» **Material for this exercise**
——————
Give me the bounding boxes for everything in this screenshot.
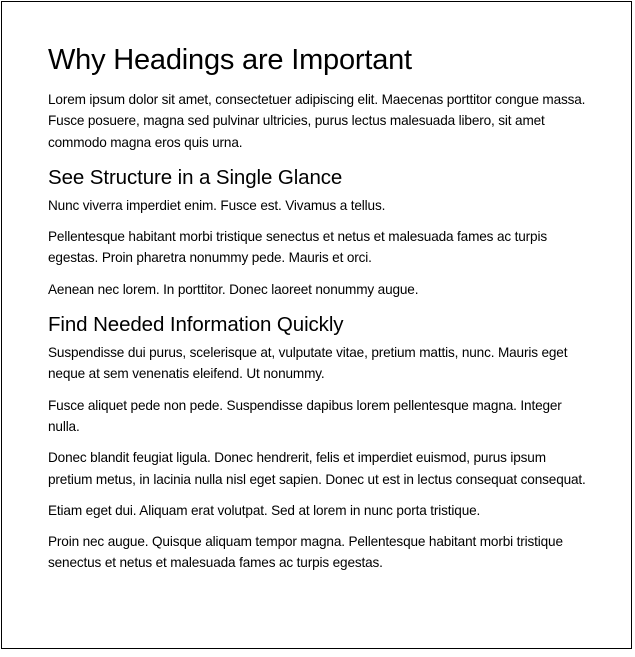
document-title: Why Headings are Important [48,44,412,76]
paragraph: Aenean nec lorem. In porttitor. Donec laoreet nonummy augue. [48,281,419,297]
paragraph: Etiam eget dui. Aliquam erat volutpat. Sed at lorem in nunc porta tristique. [48,502,481,518]
intro-paragraph: Lorem ipsum dolor sit amet, consectetuer adipiscing elit. Maecenas porttitor congue massa. Fusce posuere, magna sed pulvinar ultricies, purus lectus malesuada libero, sit amet commodo magna eros quis urna. [48,92,586,150]
paragraph: Donec blandit feugiat ligula. Donec hendrerit, felis et imperdiet euismod, purus ipsum pretium metus, in lacinia nulla nisl eget sapien. Donec ut est in lectus consequat consequat. [48,450,586,487]
paragraph: Fusce aliquet pede non pede. Suspendisse dapibus lorem pellentesque magna. Integer nulla. [48,397,562,434]
section-heading-find-information: Find Needed Information Quickly [48,313,344,337]
section-heading-structure: See Structure in a Single Glance [48,165,343,189]
paragraph: Nunc viverra imperdiet enim. Fusce est. Vivamus a tellus. [48,197,386,213]
paragraph: Proin nec augue. Quisque aliquam tempor magna. Pellentesque habitant morbi tristique senectus et netus et malesuada fames ac turpis egestas. [48,534,563,571]
document-page [1,1,632,649]
paragraph: Suspendisse dui purus, scelerisque at, vulputate vitae, pretium mattis, nunc. Mauris eget neque at sem venenatis eleifend. Ut nonummy. [48,345,568,382]
paragraph: Pellentesque habitant morbi tristique senectus et netus et malesuada fames ac turpis egestas. Proin pharetra nonummy pede. Mauris et orci. [48,229,547,266]
document-content [48,40,588,584]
——————
» **Stated exercise**
Recast the data above as a Markdown table with the columns No. and Line, giving each line its own numbered row. Skip blank lines and leave the picture out.

» **Result for this task**
| No. | Line |
|---|---|
| 1 | Give me the bounding boxes for everything in this screenshot. |
| 2 | document-title: Why Headings are Important [48,44,412,76] |
| 3 | paragraph: Aenean nec lorem. In porttitor. Donec laoreet nonummy augue. [48,281,419,297] |
| 4 | paragraph: Etiam eget dui. Aliquam erat volutpat. Sed at lorem in nunc porta tristique. [48,502,481,518] |
| 5 | intro-paragraph: Lorem ipsum dolor sit amet, consectetuer adipiscing elit. Maecenas porttitor congue massa. Fusce posuere, magna sed pulvinar ultricies, purus lectus malesuada libero, sit amet commodo magna eros quis urna. [48,92,586,150] |
| 6 | paragraph: Donec blandit feugiat ligula. Donec hendrerit, felis et imperdiet euismod, purus ipsum pretium metus, in lacinia nulla nisl eget sapien. Donec ut est in lectus consequat consequat. [48,450,586,487] |
| 7 | paragraph: Fusce aliquet pede non pede. Suspendisse dapibus lorem pellentesque magna. Integer nulla. [48,397,562,434] |
| 8 | section-heading-find-information: Find Needed Information Quickly [48,313,344,337] |
| 9 | section-heading-structure: See Structure in a Single Glance [48,165,343,189] |
| 10 | paragraph: Nunc viverra imperdiet enim. Fusce est. Vivamus a tellus. [48,197,386,213] |
| 11 | paragraph: Proin nec augue. Quisque aliquam tempor magna. Pellentesque habitant morbi tristique senectus et netus et malesuada fames ac turpis egestas. [48,534,563,571] |
| 12 | document-page [1,1,632,649] |
| 13 | paragraph: Suspendisse dui purus, scelerisque at, vulputate vitae, pretium mattis, nunc. Mauris eget neque at sem venenatis eleifend. Ut nonummy. [48,345,568,382] |
| 14 | paragraph: Pellentesque habitant morbi tristique senectus et netus et malesuada fames ac turpis egestas. Proin pharetra nonummy pede. Mauris et orci. [48,229,547,266] |
| 15 | document-content [48,40,588,584] |